Copy the records word for word, from the first line through the line that contains "- correlation-circle: [347, 250, 363, 266]", including that line.
● ● ● ● ●
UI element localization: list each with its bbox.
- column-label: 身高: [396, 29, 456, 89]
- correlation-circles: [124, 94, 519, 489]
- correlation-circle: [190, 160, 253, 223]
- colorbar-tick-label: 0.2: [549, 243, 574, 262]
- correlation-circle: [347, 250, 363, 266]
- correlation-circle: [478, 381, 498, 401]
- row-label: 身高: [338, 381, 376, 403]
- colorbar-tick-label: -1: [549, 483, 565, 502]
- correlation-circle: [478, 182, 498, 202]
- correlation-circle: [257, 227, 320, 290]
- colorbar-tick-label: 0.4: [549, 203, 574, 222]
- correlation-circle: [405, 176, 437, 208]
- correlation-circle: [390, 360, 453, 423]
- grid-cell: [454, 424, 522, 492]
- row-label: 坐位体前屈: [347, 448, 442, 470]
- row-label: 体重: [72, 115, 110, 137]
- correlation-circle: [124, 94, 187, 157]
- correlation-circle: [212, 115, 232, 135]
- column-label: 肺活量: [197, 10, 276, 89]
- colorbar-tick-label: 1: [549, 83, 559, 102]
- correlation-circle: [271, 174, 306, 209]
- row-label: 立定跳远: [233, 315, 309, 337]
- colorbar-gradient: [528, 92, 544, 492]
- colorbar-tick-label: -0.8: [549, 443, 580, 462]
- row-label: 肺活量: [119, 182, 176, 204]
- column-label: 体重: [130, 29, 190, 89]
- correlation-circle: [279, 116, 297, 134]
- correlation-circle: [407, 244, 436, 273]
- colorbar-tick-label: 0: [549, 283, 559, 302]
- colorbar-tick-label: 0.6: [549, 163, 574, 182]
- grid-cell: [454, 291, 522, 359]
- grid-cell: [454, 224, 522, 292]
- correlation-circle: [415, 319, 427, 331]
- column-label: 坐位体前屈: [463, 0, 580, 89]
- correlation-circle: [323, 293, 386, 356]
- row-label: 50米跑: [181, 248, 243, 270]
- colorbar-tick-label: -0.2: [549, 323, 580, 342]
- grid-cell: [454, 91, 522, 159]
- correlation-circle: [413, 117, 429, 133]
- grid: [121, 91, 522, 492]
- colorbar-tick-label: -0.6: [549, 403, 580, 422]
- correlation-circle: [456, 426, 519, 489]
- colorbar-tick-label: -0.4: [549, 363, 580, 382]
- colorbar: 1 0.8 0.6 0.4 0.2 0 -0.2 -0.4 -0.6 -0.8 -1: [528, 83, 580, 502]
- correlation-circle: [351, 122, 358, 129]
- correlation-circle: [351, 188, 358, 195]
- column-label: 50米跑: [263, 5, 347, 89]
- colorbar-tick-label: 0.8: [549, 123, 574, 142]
● ● ● ● ●
Written answer:
UI element localization: list each with its bbox.
- column-label: 身高: [396, 29, 456, 89]
- correlation-circles: [124, 94, 519, 489]
- correlation-circle: [190, 160, 253, 223]
- colorbar-tick-label: 0.2: [549, 243, 574, 262]
- correlation-circle: [347, 250, 363, 266]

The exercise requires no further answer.